Reproduce every line of the listing as written, apart from the pictures.

§ **RECORDS SHOWN**
•••

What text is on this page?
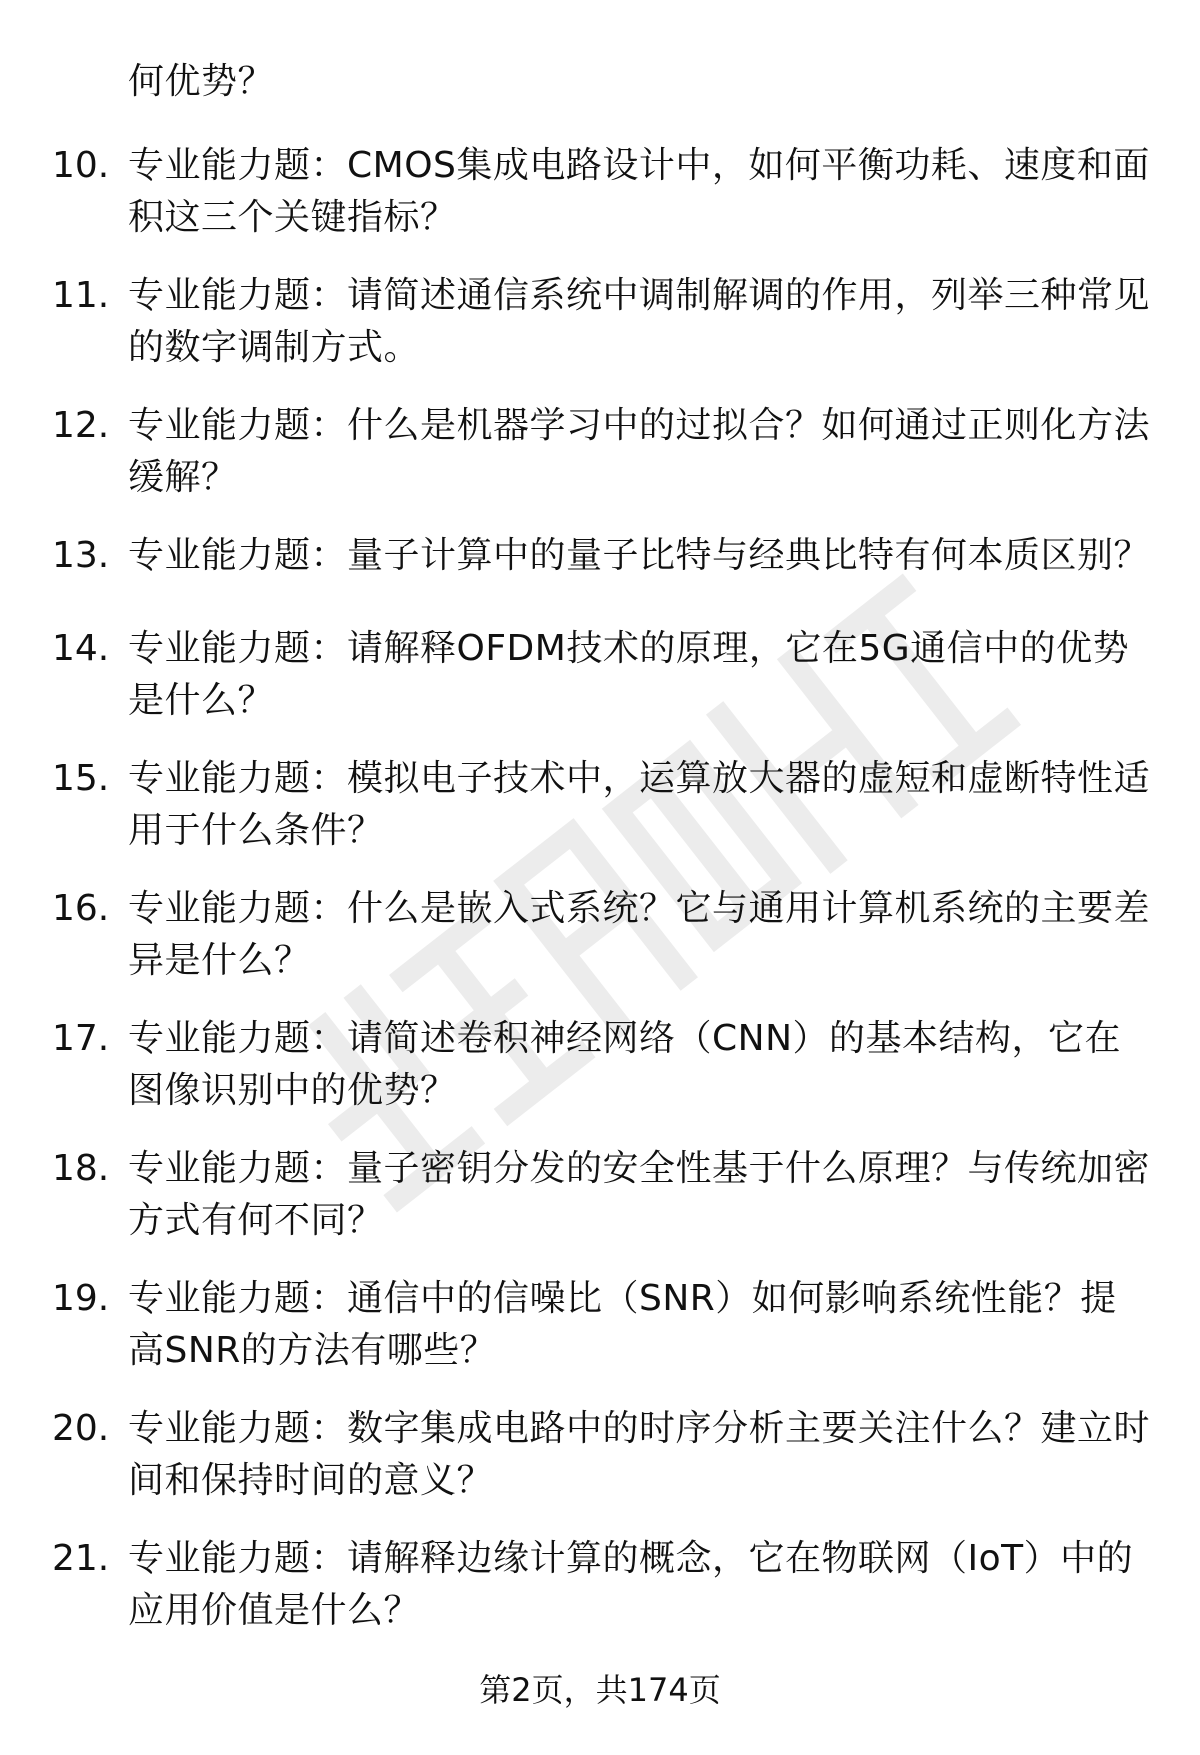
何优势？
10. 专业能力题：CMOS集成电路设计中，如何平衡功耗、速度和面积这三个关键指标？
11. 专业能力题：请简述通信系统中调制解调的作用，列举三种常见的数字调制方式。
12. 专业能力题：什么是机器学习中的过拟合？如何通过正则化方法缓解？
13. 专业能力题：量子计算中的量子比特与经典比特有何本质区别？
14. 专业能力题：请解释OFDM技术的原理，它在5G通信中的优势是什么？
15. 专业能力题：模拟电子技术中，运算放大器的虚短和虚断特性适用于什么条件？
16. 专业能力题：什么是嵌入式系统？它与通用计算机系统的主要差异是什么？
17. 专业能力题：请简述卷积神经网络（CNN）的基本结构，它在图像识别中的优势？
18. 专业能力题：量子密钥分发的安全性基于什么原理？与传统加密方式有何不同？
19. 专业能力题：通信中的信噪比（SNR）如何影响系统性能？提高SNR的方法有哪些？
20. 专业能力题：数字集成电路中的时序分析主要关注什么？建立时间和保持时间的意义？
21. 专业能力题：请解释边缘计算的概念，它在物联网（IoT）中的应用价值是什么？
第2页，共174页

•••

§ **OUTPUT**
What text is on this page?
何优势？
10. 专业能力题：CMOS集成电路设计中，如何平衡功耗、速度和面积这三个关键指标？
11. 专业能力题：请简述通信系统中调制解调的作用，列举三种常见的数字调制方式。
12. 专业能力题：什么是机器学习中的过拟合？如何通过正则化方法缓解？
13. 专业能力题：量子计算中的量子比特与经典比特有何本质区别？
14. 专业能力题：请解释OFDM技术的原理，它在5G通信中的优势是什么？
15. 专业能力题：模拟电子技术中，运算放大器的虚短和虚断特性适用于什么条件？
16. 专业能力题：什么是嵌入式系统？它与通用计算机系统的主要差异是什么？
17. 专业能力题：请简述卷积神经网络（CNN）的基本结构，它在图像识别中的优势？
18. 专业能力题：量子密钥分发的安全性基于什么原理？与传统加密方式有何不同？
19. 专业能力题：通信中的信噪比（SNR）如何影响系统性能？提高SNR的方法有哪些？
20. 专业能力题：数字集成电路中的时序分析主要关注什么？建立时间和保持时间的意义？
21. 专业能力题：请解释边缘计算的概念，它在物联网（IoT）中的应用价值是什么？
第2页，共174页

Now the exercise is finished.